Your task is to give the listing below back word for word, pictures excluded.

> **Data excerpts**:
........
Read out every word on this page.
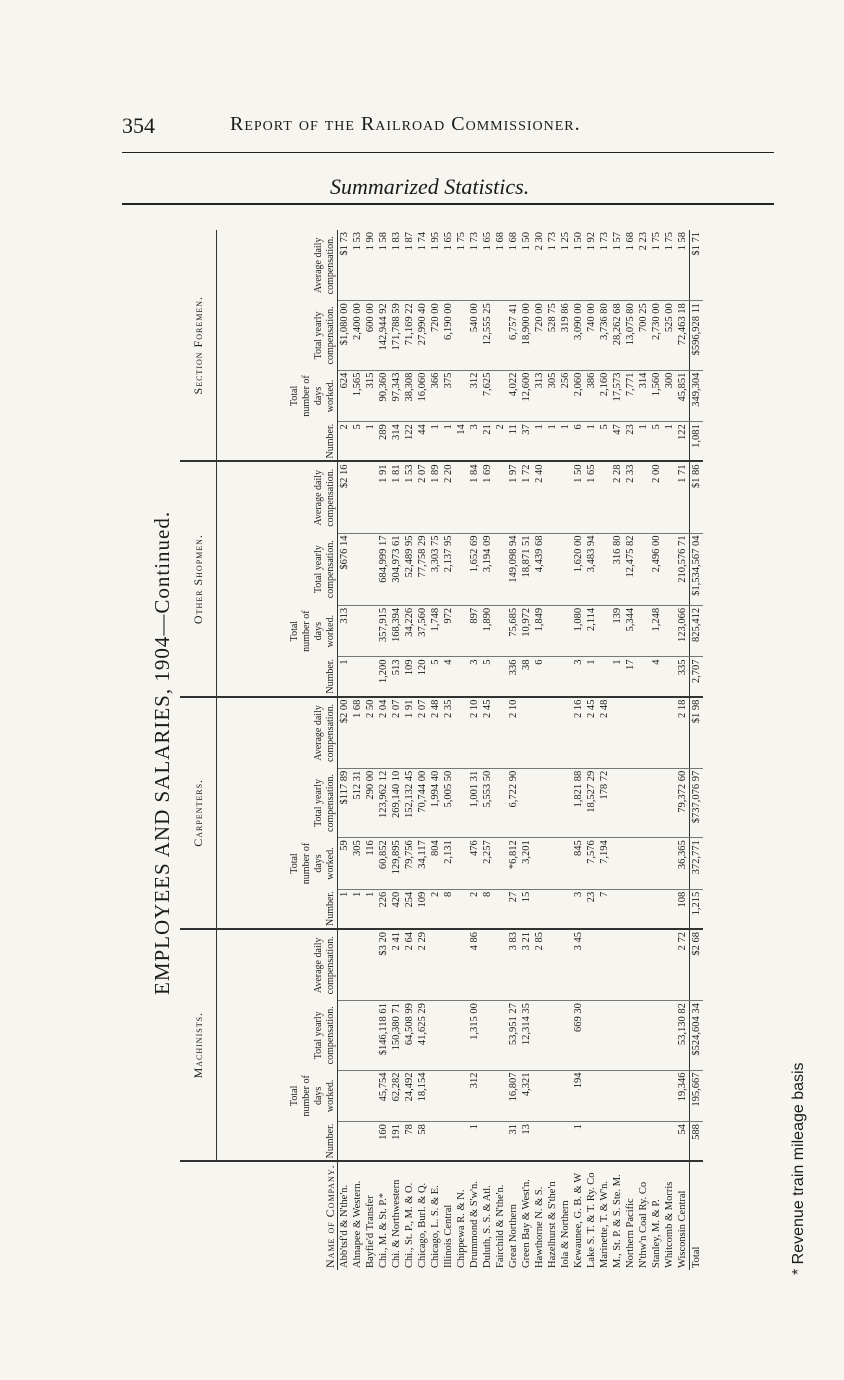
354	Report of the Railroad Commissioner.
Summarized Statistics.
EMPLOYEES AND SALARIES, 1904—Continued.
Name of Company.	Machinists.				Carpenters.				Other Shopmen.				Section Foremen.			
	Number.	Total number of days worked.	Total yearly compensation.	Average daily compensation.	Number.	Total number of days worked.	Total yearly compensation.	Average daily compensation.	Number.	Total number of days worked.	Total yearly compensation.	Average daily compensation.	Number.	Total number of days worked.	Total yearly compensation.	Average daily compensation.
Abb'tsf'd & N'the'n.					1	59	$117 89	$2 00	1	313	$676 14	$2 16	2	624	$1,080 00	$1 73
Ahnapee & Western.					1	305	512 31	1 68					5	1,565	2,400 00	1 53
Bayfie'd Transfer					1	116	290 00	2 50					1	315	600 00	1 90
Chi., M. & St. P.*	160	45,754	$146,118 61	$3 20	226	60,852	123,962 12	2 04	1,200	357,915	684,999 17	1 91	289	90,360	142,944 92	1 58
Chi. & Northwestern	191	62,282	150,380 71	2 41	420	129,895	269,140 10	2 07	513	168,394	304,973 61	1 81	314	97,343	171,788 59	1 83
Chi., St. P., M. & O.	78	24,492	64,508 99	2 64	254	79,756	152,132 45	1 91	109	34,226	52,489 95	1 53	122	38,308	71,169 22	1 87
Chicago, Burl. & Q.	58	18,154	41,625 29	2 29	109	34,117	70,744 00	2 07	120	37,560	77,758 29	2 07	44	16,060	27,990 40	1 74
Chicago, L. S. & E.					2	804	1,994 40	2 48	5	1,748	3,303 75	1 89	1	366	720 00	1 95
Illinois Central					8	2,131	5,005 50	2 35	4	972	2,137 95	2 20	1	375	6,190 00	1 65
Chippewa R. & N.													14			1 75
Drummond & S'w'n.	1	312	1,315 00	4 86	2	476	1,001 31	2 10	3	897	1,652 69	1 84	3	312	540 00	1 73
Duluth, S. S. & Atl.					8	2,257	5,553 50	2 45	5	1,890	3,194 09	1 69	21	7,625	12,555 25	1 65
Fairchild & N'the'n.													2			1 68
Great Northern	31	16,807	53,951 27	3 83	27	*6,812	6,722 90	2 10	336	75,685	149,098 94	1 97	11	4,022	6,757 41	1 68
Green Bay & West'n.	13	4,321	12,314 35	3 21	15	3,201			38	10,972	18,871 51	1 72	37	12,600	18,900 00	1 50
Hawthorne N. & S.				2 85					6	1,849	4,439 68	2 40	1	313	720 00	2 30
Hazelhurst & S'the'n													1	305	528 75	1 73
Iola & Northern													1	256	319 86	1 25
Kewaunee, G. B. & W	1	194	669 30	3 45	3	845	1,821 88	2 16	3	1,080	1,620 00	1 50	6	2,060	3,090 00	1 50
Lake S. T. & T. Ry. Co					23	7,576	18,527 29	2 45	1	2,114	3,483 94	1 65	1	386	740 00	1 92
Marinette, T. & W'n.					7	7,194	178 72	2 48					5	2,160	3,736 80	1 73
M., St. P. & S. Ste. M.									1	139	316 80	2 28	47	17,573	28,262 68	1 57
Northern Pacific									17	5,344	12,475 82	2 33	23	7,771	13,075 80	1 68
N'thw'n Coal Ry. Co													1	314	700 25	2 23
Stanley, M. & P.									4	1,248	2,496 00	2 00	5	1,560	2,730 00	1 75
Whitcomb & Morris													1	300	525 00	1 75
Wisconsin Central	54	19,346	53,130 82	2 72	108	36,365	79,372 60	2 18	335	123,066	210,576 71	1 71	122	45,851	72,463 18	1 58
Total	588	195,667	$524,604 34	$2 68	1,215	372,771	$737,076 97	$1 98	2,707	825,412	$1,534,567 04	$1 86	1,081	349,304	$596,928 11	$1 71
* Revenue train mileage basis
........
> **SOLUTION TO THIS PROBLEM**:
Read out every word on this page.
354	Report of the Railroad Commissioner.
Summarized Statistics.
EMPLOYEES AND SALARIES, 1904—Continued.
Name of Company.	Machinists.				Carpenters.				Other Shopmen.				Section Foremen.			
	Number.	Total number of days worked.	Total yearly compensation.	Average daily compensation.	Number.	Total number of days worked.	Total yearly compensation.	Average daily compensation.	Number.	Total number of days worked.	Total yearly compensation.	Average daily compensation.	Number.	Total number of days worked.	Total yearly compensation.	Average daily compensation.
Abb'tsf'd & N'the'n.					1	59	$117 89	$2 00	1	313	$676 14	$2 16	2	624	$1,080 00	$1 73
Ahnapee & Western.					1	305	512 31	1 68					5	1,565	2,400 00	1 53
Bayfie'd Transfer					1	116	290 00	2 50					1	315	600 00	1 90
Chi., M. & St. P.*	160	45,754	$146,118 61	$3 20	226	60,852	123,962 12	2 04	1,200	357,915	684,999 17	1 91	289	90,360	142,944 92	1 58
Chi. & Northwestern	191	62,282	150,380 71	2 41	420	129,895	269,140 10	2 07	513	168,394	304,973 61	1 81	314	97,343	171,788 59	1 83
Chi., St. P., M. & O.	78	24,492	64,508 99	2 64	254	79,756	152,132 45	1 91	109	34,226	52,489 95	1 53	122	38,308	71,169 22	1 87
Chicago, Burl. & Q.	58	18,154	41,625 29	2 29	109	34,117	70,744 00	2 07	120	37,560	77,758 29	2 07	44	16,060	27,990 40	1 74
Chicago, L. S. & E.					2	804	1,994 40	2 48	5	1,748	3,303 75	1 89	1	366	720 00	1 95
Illinois Central					8	2,131	5,005 50	2 35	4	972	2,137 95	2 20	1	375	6,190 00	1 65
Chippewa R. & N.													14			1 75
Drummond & S'w'n.	1	312	1,315 00	4 86	2	476	1,001 31	2 10	3	897	1,652 69	1 84	3	312	540 00	1 73
Duluth, S. S. & Atl.					8	2,257	5,553 50	2 45	5	1,890	3,194 09	1 69	21	7,625	12,555 25	1 65
Fairchild & N'the'n.													2			1 68
Great Northern	31	16,807	53,951 27	3 83	27	*6,812	6,722 90	2 10	336	75,685	149,098 94	1 97	11	4,022	6,757 41	1 68
Green Bay & West'n.	13	4,321	12,314 35	3 21	15	3,201			38	10,972	18,871 51	1 72	37	12,600	18,900 00	1 50
Hawthorne N. & S.				2 85					6	1,849	4,439 68	2 40	1	313	720 00	2 30
Hazelhurst & S'the'n													1	305	528 75	1 73
Iola & Northern													1	256	319 86	1 25
Kewaunee, G. B. & W	1	194	669 30	3 45	3	845	1,821 88	2 16	3	1,080	1,620 00	1 50	6	2,060	3,090 00	1 50
Lake S. T. & T. Ry. Co					23	7,576	18,527 29	2 45	1	2,114	3,483 94	1 65	1	386	740 00	1 92
Marinette, T. & W'n.					7	7,194	178 72	2 48					5	2,160	3,736 80	1 73
M., St. P. & S. Ste. M.									1	139	316 80	2 28	47	17,573	28,262 68	1 57
Northern Pacific									17	5,344	12,475 82	2 33	23	7,771	13,075 80	1 68
N'thw'n Coal Ry. Co													1	314	700 25	2 23
Stanley, M. & P.									4	1,248	2,496 00	2 00	5	1,560	2,730 00	1 75
Whitcomb & Morris													1	300	525 00	1 75
Wisconsin Central	54	19,346	53,130 82	2 72	108	36,365	79,372 60	2 18	335	123,066	210,576 71	1 71	122	45,851	72,463 18	1 58
Total	588	195,667	$524,604 34	$2 68	1,215	372,771	$737,076 97	$1 98	2,707	825,412	$1,534,567 04	$1 86	1,081	349,304	$596,928 11	$1 71
* Revenue train mileage basis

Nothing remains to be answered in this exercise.